* [Provided material]
+++++

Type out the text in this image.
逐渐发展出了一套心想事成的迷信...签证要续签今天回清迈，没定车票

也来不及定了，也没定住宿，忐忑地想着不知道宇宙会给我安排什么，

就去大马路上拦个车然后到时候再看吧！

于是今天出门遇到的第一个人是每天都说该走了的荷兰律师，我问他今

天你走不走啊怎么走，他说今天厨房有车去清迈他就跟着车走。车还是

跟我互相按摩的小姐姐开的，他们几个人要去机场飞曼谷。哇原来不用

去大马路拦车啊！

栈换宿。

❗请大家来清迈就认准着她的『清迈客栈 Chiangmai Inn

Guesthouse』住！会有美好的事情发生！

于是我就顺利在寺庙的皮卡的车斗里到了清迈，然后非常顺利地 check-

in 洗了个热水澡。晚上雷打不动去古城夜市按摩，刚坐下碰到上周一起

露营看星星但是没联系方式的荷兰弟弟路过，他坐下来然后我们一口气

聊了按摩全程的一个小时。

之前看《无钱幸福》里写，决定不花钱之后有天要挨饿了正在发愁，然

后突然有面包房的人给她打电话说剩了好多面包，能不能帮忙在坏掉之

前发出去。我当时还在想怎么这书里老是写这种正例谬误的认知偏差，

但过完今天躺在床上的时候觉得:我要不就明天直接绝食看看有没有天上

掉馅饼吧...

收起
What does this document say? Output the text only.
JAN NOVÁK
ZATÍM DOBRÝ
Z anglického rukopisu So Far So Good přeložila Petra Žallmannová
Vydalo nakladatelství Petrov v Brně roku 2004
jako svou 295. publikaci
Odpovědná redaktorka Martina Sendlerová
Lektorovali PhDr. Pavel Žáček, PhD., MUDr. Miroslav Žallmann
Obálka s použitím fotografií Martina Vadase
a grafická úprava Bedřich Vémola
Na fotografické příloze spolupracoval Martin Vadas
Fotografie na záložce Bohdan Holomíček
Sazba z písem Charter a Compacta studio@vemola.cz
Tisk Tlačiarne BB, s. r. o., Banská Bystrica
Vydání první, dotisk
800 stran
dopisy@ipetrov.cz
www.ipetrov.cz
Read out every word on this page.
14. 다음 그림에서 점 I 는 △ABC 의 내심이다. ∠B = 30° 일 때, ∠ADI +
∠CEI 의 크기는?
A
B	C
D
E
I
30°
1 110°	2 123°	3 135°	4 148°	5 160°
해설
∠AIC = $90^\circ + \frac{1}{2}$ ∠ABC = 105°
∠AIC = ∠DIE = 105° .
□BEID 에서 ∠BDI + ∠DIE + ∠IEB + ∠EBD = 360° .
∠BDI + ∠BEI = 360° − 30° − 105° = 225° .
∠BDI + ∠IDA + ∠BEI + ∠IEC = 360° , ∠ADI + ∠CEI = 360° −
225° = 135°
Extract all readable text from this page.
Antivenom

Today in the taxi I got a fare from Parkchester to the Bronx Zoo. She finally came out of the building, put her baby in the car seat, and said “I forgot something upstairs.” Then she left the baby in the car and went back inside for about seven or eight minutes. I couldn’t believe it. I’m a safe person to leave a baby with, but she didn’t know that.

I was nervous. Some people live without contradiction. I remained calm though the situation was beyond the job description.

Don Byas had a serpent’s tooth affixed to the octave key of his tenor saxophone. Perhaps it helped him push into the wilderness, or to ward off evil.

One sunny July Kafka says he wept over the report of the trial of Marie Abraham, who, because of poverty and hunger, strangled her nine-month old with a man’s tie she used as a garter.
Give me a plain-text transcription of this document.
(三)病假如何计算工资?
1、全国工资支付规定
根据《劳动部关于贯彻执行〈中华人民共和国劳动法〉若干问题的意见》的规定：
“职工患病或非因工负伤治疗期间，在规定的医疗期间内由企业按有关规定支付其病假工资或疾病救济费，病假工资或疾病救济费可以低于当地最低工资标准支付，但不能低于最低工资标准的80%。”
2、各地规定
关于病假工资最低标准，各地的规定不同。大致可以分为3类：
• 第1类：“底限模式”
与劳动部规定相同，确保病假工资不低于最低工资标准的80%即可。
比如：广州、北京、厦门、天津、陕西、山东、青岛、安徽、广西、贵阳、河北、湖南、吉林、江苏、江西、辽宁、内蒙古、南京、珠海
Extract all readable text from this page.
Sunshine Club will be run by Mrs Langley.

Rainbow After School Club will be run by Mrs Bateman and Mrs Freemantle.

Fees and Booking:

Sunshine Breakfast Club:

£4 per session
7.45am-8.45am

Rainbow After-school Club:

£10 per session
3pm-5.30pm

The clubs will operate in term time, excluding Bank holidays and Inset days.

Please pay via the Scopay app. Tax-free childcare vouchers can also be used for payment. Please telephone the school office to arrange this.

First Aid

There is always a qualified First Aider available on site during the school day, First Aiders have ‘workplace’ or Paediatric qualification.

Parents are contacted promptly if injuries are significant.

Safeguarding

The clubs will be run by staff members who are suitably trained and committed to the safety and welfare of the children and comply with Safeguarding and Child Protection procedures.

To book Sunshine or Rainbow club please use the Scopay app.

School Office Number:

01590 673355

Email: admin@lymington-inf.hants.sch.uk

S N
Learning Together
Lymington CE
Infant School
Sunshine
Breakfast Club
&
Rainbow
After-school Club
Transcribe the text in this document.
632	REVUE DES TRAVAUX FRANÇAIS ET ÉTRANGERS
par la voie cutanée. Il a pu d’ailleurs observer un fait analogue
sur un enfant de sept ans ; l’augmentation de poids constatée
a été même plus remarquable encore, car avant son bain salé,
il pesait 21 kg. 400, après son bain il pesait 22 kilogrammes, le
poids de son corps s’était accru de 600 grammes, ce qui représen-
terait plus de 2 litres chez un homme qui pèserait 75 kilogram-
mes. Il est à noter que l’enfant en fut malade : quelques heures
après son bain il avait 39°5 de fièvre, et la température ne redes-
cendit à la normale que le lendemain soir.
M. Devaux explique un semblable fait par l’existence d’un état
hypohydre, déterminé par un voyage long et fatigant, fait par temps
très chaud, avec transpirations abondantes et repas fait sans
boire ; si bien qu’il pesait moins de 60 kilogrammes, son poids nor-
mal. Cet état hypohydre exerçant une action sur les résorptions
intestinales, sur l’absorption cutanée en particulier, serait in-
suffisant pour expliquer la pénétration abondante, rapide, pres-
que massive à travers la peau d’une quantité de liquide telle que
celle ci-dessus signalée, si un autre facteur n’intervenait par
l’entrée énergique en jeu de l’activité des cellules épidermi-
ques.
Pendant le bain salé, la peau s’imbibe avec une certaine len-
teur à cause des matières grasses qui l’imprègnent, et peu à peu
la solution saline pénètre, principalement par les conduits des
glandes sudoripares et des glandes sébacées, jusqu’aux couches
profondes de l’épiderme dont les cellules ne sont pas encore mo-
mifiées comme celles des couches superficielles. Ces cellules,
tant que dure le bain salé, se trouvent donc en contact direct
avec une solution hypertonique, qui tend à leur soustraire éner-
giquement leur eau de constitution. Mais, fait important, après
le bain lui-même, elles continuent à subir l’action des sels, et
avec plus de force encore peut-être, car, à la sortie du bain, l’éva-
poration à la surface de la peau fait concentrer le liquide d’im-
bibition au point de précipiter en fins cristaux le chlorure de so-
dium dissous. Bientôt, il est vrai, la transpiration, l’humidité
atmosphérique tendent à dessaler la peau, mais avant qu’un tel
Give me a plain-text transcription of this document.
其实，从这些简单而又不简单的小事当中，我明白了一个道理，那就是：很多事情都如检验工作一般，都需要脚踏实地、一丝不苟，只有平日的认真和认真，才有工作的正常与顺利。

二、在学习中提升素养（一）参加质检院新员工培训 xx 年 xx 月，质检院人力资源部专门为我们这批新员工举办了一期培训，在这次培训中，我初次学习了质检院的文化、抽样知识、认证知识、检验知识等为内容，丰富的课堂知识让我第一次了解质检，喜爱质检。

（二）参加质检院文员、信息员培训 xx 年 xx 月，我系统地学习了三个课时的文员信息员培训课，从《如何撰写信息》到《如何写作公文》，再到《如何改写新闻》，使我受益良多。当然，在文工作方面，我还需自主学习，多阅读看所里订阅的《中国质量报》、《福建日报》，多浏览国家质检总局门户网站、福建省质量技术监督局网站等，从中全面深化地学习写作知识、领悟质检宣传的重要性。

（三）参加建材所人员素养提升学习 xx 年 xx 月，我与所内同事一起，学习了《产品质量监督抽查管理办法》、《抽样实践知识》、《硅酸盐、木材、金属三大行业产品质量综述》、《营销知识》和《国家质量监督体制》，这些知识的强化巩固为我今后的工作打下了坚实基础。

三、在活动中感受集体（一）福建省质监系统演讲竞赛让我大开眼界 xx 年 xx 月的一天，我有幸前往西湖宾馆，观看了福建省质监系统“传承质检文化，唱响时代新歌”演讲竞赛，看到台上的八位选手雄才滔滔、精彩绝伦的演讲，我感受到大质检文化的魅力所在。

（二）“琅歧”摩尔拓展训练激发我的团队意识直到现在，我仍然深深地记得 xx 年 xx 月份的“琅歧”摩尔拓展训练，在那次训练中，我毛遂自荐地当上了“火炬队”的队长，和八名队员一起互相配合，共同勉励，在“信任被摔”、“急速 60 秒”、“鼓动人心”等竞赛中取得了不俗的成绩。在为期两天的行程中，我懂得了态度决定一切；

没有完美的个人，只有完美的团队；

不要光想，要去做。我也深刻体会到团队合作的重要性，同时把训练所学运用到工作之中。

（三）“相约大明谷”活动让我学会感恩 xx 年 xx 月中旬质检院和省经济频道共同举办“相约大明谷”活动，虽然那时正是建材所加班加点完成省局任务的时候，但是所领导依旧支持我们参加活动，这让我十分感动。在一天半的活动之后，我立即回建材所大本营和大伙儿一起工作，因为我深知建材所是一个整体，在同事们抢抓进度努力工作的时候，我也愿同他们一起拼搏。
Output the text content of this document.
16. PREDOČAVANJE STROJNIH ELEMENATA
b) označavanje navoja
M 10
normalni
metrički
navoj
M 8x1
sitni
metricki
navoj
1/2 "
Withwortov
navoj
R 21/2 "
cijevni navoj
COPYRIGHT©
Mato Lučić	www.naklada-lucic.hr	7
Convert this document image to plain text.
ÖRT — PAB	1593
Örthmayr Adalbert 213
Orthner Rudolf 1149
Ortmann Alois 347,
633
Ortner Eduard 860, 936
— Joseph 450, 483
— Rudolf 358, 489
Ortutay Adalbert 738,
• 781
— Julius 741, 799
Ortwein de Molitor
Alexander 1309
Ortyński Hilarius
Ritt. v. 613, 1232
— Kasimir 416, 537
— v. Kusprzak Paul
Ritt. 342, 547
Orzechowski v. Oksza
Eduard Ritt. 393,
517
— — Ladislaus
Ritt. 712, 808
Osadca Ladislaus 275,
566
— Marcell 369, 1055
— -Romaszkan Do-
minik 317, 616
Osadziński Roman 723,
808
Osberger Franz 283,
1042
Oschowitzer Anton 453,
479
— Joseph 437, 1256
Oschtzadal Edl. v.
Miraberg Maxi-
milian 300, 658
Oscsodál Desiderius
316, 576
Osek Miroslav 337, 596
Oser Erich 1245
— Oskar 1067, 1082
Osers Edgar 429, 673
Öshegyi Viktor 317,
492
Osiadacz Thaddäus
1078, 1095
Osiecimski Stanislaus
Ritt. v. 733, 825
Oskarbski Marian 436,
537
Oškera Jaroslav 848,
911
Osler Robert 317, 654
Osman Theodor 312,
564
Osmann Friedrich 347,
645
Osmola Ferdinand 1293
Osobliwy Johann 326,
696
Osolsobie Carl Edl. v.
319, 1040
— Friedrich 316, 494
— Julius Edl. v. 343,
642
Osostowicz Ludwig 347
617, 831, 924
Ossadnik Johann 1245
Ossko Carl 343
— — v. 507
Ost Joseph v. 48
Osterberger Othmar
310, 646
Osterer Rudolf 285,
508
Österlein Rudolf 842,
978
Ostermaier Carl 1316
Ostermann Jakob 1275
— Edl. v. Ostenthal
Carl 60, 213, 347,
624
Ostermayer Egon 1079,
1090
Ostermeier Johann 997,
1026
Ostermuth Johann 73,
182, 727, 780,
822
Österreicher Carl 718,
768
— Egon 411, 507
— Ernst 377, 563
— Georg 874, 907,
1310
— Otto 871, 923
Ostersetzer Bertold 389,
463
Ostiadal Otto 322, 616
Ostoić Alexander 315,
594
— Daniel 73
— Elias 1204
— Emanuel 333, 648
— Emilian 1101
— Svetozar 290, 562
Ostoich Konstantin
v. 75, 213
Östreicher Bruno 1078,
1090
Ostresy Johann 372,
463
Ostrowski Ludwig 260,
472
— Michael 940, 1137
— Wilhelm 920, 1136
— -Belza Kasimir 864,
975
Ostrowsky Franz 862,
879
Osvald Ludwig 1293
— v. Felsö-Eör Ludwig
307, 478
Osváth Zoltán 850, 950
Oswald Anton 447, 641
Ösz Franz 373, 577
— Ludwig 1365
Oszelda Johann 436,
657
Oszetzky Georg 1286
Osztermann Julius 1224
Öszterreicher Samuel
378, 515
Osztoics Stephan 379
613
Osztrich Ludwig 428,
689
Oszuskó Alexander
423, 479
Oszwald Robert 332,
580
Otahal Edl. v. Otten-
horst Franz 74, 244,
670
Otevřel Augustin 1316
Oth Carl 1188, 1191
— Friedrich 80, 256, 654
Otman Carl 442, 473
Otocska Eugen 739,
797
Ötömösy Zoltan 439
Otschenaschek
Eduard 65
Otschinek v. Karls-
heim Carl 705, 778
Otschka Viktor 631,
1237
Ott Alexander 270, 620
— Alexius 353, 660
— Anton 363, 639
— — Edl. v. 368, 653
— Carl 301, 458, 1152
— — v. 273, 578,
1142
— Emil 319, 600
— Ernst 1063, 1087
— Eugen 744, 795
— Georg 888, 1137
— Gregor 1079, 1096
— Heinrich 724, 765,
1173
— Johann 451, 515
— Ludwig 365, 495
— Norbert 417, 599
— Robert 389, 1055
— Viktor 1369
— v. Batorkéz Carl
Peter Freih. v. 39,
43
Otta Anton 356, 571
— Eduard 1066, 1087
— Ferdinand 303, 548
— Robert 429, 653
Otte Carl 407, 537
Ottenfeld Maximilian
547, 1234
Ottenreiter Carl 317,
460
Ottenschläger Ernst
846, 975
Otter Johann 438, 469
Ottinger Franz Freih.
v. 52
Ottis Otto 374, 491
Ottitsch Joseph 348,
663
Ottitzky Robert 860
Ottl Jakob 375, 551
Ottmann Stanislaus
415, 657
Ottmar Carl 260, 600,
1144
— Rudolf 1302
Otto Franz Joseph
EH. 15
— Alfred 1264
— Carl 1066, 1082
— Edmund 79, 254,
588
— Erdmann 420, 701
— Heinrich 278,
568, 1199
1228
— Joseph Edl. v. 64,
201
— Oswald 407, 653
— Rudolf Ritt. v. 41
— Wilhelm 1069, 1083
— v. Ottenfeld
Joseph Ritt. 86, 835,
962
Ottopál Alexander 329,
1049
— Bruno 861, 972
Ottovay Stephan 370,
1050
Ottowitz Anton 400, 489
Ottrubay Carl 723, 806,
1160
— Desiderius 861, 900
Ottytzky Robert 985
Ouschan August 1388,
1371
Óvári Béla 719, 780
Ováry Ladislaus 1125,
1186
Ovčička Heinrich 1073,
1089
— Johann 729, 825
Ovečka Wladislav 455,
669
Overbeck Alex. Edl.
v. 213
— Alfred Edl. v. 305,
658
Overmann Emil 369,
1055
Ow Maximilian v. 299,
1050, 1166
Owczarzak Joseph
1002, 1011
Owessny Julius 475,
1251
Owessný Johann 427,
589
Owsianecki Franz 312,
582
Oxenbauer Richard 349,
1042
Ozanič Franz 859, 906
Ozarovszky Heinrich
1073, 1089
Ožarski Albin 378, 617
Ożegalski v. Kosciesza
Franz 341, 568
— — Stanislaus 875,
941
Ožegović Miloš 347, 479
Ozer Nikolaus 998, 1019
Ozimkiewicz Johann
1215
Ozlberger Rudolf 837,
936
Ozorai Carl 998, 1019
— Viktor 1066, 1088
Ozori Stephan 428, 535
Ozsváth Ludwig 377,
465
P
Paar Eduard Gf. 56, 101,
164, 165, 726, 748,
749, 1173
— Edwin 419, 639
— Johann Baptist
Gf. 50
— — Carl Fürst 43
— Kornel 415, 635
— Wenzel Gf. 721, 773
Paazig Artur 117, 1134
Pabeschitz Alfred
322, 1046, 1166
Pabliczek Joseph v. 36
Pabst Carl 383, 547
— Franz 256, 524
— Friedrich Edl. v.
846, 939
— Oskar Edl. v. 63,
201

+++++

* [Task requirements] From the entries above, copy every line containing the word "peau".

* [Full answer]
que massive à travers la peau d’une quantité de liquide telle que
Pendant le bain salé, la peau s’imbibe avec une certaine len-
poration à la surface de la peau fait concentrer le liquide d’im-
atmosphérique tendent à dessaler la peau, mais avant qu’un tel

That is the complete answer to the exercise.